- Set exercise -
Copy out every line of the records below word for word, leaving out the pictures.

- Information given -
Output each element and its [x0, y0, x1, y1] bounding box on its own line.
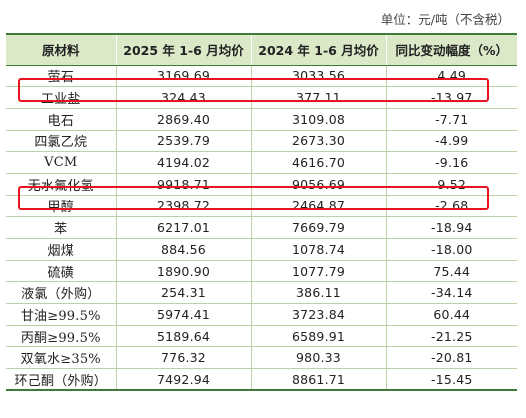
cell-material: 双氧水≥35%	[6, 346, 116, 370]
cell-material: 甘油≥99.5%	[6, 303, 116, 326]
cell-material: 烟煤	[6, 238, 116, 261]
cell-yoy-change: 4.49	[385, 65, 517, 88]
table-row: 萤石 3169.69 3033.56 4.49	[6, 65, 517, 88]
cell-yoy-change: 60.44	[385, 303, 517, 326]
cell-material: 苯	[6, 216, 116, 239]
cell-price-2025: 2539.79	[115, 130, 251, 153]
cell-price-2025: 5189.64	[115, 325, 251, 348]
cell-price-2025: 9918.71	[115, 173, 251, 196]
cell-price-2024: 6589.91	[250, 325, 386, 348]
cell-price-2025: 5974.41	[115, 303, 251, 326]
cell-material: 环己酮（外购）	[6, 368, 116, 392]
cell-price-2024: 386.11	[250, 281, 386, 305]
table-row: 甘油≥99.5% 5974.41 3723.84 60.44	[6, 303, 517, 326]
cell-price-2024: 7669.79	[250, 216, 386, 239]
cell-yoy-change: -15.45	[385, 368, 517, 392]
cell-yoy-change: -4.99	[385, 130, 517, 153]
cell-material: VCM	[6, 151, 116, 174]
cell-price-2025: 7492.94	[115, 368, 251, 392]
cell-price-2025: 324.43	[115, 86, 251, 109]
cell-price-2024: 3033.56	[250, 65, 386, 88]
cell-price-2024: 9056.69	[250, 173, 386, 196]
table-row: 环己酮（外购） 7492.94 8861.71 -15.45	[6, 368, 517, 392]
cell-price-2024: 1077.79	[250, 260, 386, 283]
cell-yoy-change: -21.25	[385, 325, 517, 348]
cell-price-2024: 1078.74	[250, 238, 386, 261]
cell-material: 硫磺	[6, 260, 116, 283]
table-row: 丙酮≥99.5% 5189.64 6589.91 -21.25	[6, 325, 517, 348]
cell-price-2025: 1890.90	[115, 260, 251, 283]
cell-price-2024: 2464.87	[250, 195, 386, 218]
header-material: 原材料	[6, 33, 116, 66]
cell-price-2025: 2398.72	[115, 195, 251, 218]
header-yoy-change: 同比变动幅度（%）	[385, 33, 517, 66]
cell-yoy-change: -9.16	[385, 151, 517, 174]
cell-yoy-change: -20.81	[385, 346, 517, 370]
cell-price-2025: 4194.02	[115, 151, 251, 174]
cell-yoy-change: -7.71	[385, 108, 517, 131]
table-row: 电石 2869.40 3109.08 -7.71	[6, 108, 517, 131]
header-price-2025: 2025 年 1-6 月均价	[115, 33, 251, 66]
cell-material: 电石	[6, 108, 116, 131]
cell-yoy-change: -13.97	[385, 86, 517, 109]
raw-material-price-table: 原材料 2025 年 1-6 月均价 2024 年 1-6 月均价 同比变动幅度…	[6, 33, 517, 392]
cell-price-2024: 2673.30	[250, 130, 386, 153]
cell-yoy-change: -34.14	[385, 281, 517, 305]
header-price-2024: 2024 年 1-6 月均价	[250, 33, 386, 66]
cell-price-2025: 884.56	[115, 238, 251, 261]
table-row: 四氯乙烷 2539.79 2673.30 -4.99	[6, 130, 517, 153]
cell-yoy-change: 75.44	[385, 260, 517, 283]
cell-material: 四氯乙烷	[6, 130, 116, 153]
cell-material: 萤石	[6, 65, 116, 88]
table-row: 液氯（外购） 254.31 386.11 -34.14	[6, 281, 517, 305]
cell-price-2024: 3109.08	[250, 108, 386, 131]
cell-yoy-change: -2.68	[385, 195, 517, 218]
cell-material: 甲醇	[6, 195, 116, 218]
cell-price-2025: 2869.40	[115, 108, 251, 131]
cell-yoy-change: -18.94	[385, 216, 517, 239]
cell-material: 丙酮≥99.5%	[6, 325, 116, 348]
cell-price-2025: 6217.01	[115, 216, 251, 239]
cell-price-2024: 377.11	[250, 86, 386, 109]
cell-yoy-change: 9.52	[385, 173, 517, 196]
cell-price-2024: 8861.71	[250, 368, 386, 392]
cell-price-2024: 4616.70	[250, 151, 386, 174]
cell-price-2024: 980.33	[250, 346, 386, 370]
table-row: 无水氟化氢 9918.71 9056.69 9.52	[6, 173, 517, 196]
cell-price-2025: 254.31	[115, 281, 251, 305]
cell-material: 液氯（外购）	[6, 281, 116, 305]
cell-price-2024: 3723.84	[250, 303, 386, 326]
table-row: VCM 4194.02 4616.70 -9.16	[6, 151, 517, 174]
unit-note: 单位：元/吨（不含税）	[380, 12, 510, 27]
table-row: 烟煤 884.56 1078.74 -18.00	[6, 238, 517, 261]
cell-yoy-change: -18.00	[385, 238, 517, 261]
table-row: 硫磺 1890.90 1077.79 75.44	[6, 260, 517, 283]
cell-material: 工业盐	[6, 86, 116, 109]
table-row: 苯 6217.01 7669.79 -18.94	[6, 216, 517, 239]
cell-price-2025: 3169.69	[115, 65, 251, 88]
cell-material: 无水氟化氢	[6, 173, 116, 196]
table-row: 双氧水≥35% 776.32 980.33 -20.81	[6, 346, 517, 370]
cell-price-2025: 776.32	[115, 346, 251, 370]
table-row: 工业盐 324.43 377.11 -13.97	[6, 86, 517, 109]
table-row: 甲醇 2398.72 2464.87 -2.68	[6, 195, 517, 218]
header-row: 原材料 2025 年 1-6 月均价 2024 年 1-6 月均价 同比变动幅度…	[6, 33, 517, 66]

- Answer to this problem -
Output each element and its [x0, y0, x1, y1] bounding box on its own line.
cell-material: 双氧水≥35%	[6, 346, 116, 370]
cell-material: 甘油≥99.5%	[6, 303, 116, 326]
cell-material: 烟煤	[6, 238, 116, 261]
cell-yoy-change: 4.49	[385, 65, 517, 88]
table-row: 萤石 3169.69 3033.56 4.49	[6, 65, 517, 88]
cell-yoy-change: 60.44	[385, 303, 517, 326]
cell-material: 苯	[6, 216, 116, 239]
cell-price-2025: 2539.79	[115, 130, 251, 153]
cell-price-2025: 5189.64	[115, 325, 251, 348]
cell-price-2025: 9918.71	[115, 173, 251, 196]
cell-price-2024: 6589.91	[250, 325, 386, 348]
cell-price-2025: 5974.41	[115, 303, 251, 326]
cell-material: 环己酮（外购）	[6, 368, 116, 392]
cell-price-2024: 386.11	[250, 281, 386, 305]
table-row: 甘油≥99.5% 5974.41 3723.84 60.44	[6, 303, 517, 326]
cell-price-2024: 7669.79	[250, 216, 386, 239]
cell-yoy-change: -15.45	[385, 368, 517, 392]
cell-yoy-change: -4.99	[385, 130, 517, 153]
cell-material: VCM	[6, 151, 116, 174]
cell-price-2025: 7492.94	[115, 368, 251, 392]
cell-price-2025: 324.43	[115, 86, 251, 109]
cell-price-2024: 3033.56	[250, 65, 386, 88]
cell-price-2024: 9056.69	[250, 173, 386, 196]
table-row: 环己酮（外购） 7492.94 8861.71 -15.45	[6, 368, 517, 392]
cell-price-2024: 1077.79	[250, 260, 386, 283]
cell-yoy-change: -21.25	[385, 325, 517, 348]
cell-price-2024: 1078.74	[250, 238, 386, 261]
cell-material: 硫磺	[6, 260, 116, 283]
table-row: 丙酮≥99.5% 5189.64 6589.91 -21.25	[6, 325, 517, 348]
cell-price-2025: 1890.90	[115, 260, 251, 283]
cell-price-2024: 2464.87	[250, 195, 386, 218]
header-material: 原材料	[6, 33, 116, 66]
cell-price-2025: 2398.72	[115, 195, 251, 218]
header-yoy-change: 同比变动幅度（%）	[385, 33, 517, 66]
cell-yoy-change: -9.16	[385, 151, 517, 174]
cell-yoy-change: -20.81	[385, 346, 517, 370]
cell-price-2025: 4194.02	[115, 151, 251, 174]
cell-yoy-change: -7.71	[385, 108, 517, 131]
table-row: 电石 2869.40 3109.08 -7.71	[6, 108, 517, 131]
header-price-2025: 2025 年 1-6 月均价	[115, 33, 251, 66]
cell-material: 电石	[6, 108, 116, 131]
cell-yoy-change: -13.97	[385, 86, 517, 109]
raw-material-price-table: 原材料 2025 年 1-6 月均价 2024 年 1-6 月均价 同比变动幅度…	[6, 33, 517, 392]
cell-price-2024: 2673.30	[250, 130, 386, 153]
cell-yoy-change: -34.14	[385, 281, 517, 305]
header-price-2024: 2024 年 1-6 月均价	[250, 33, 386, 66]
cell-price-2025: 884.56	[115, 238, 251, 261]
table-row: 四氯乙烷 2539.79 2673.30 -4.99	[6, 130, 517, 153]
cell-yoy-change: 75.44	[385, 260, 517, 283]
cell-material: 四氯乙烷	[6, 130, 116, 153]
cell-material: 萤石	[6, 65, 116, 88]
table-row: 液氯（外购） 254.31 386.11 -34.14	[6, 281, 517, 305]
cell-price-2024: 3109.08	[250, 108, 386, 131]
cell-yoy-change: -2.68	[385, 195, 517, 218]
cell-material: 甲醇	[6, 195, 116, 218]
cell-price-2025: 2869.40	[115, 108, 251, 131]
cell-yoy-change: -18.94	[385, 216, 517, 239]
cell-material: 丙酮≥99.5%	[6, 325, 116, 348]
cell-price-2025: 6217.01	[115, 216, 251, 239]
cell-price-2024: 377.11	[250, 86, 386, 109]
cell-yoy-change: 9.52	[385, 173, 517, 196]
cell-price-2024: 8861.71	[250, 368, 386, 392]
cell-price-2024: 4616.70	[250, 151, 386, 174]
cell-price-2024: 980.33	[250, 346, 386, 370]
table-row: 无水氟化氢 9918.71 9056.69 9.52	[6, 173, 517, 196]
cell-price-2025: 254.31	[115, 281, 251, 305]
cell-material: 液氯（外购）	[6, 281, 116, 305]
cell-price-2024: 3723.84	[250, 303, 386, 326]
table-row: VCM 4194.02 4616.70 -9.16	[6, 151, 517, 174]
unit-note: 单位：元/吨（不含税）	[380, 12, 510, 27]
table-row: 烟煤 884.56 1078.74 -18.00	[6, 238, 517, 261]
cell-yoy-change: -18.00	[385, 238, 517, 261]
table-row: 硫磺 1890.90 1077.79 75.44	[6, 260, 517, 283]
cell-material: 工业盐	[6, 86, 116, 109]
table-row: 苯 6217.01 7669.79 -18.94	[6, 216, 517, 239]
cell-price-2025: 3169.69	[115, 65, 251, 88]
cell-material: 无水氟化氢	[6, 173, 116, 196]
table-row: 双氧水≥35% 776.32 980.33 -20.81	[6, 346, 517, 370]
cell-price-2025: 776.32	[115, 346, 251, 370]
table-row: 工业盐 324.43 377.11 -13.97	[6, 86, 517, 109]
table-row: 甲醇 2398.72 2464.87 -2.68	[6, 195, 517, 218]
header-row: 原材料 2025 年 1-6 月均价 2024 年 1-6 月均价 同比变动幅度…	[6, 33, 517, 66]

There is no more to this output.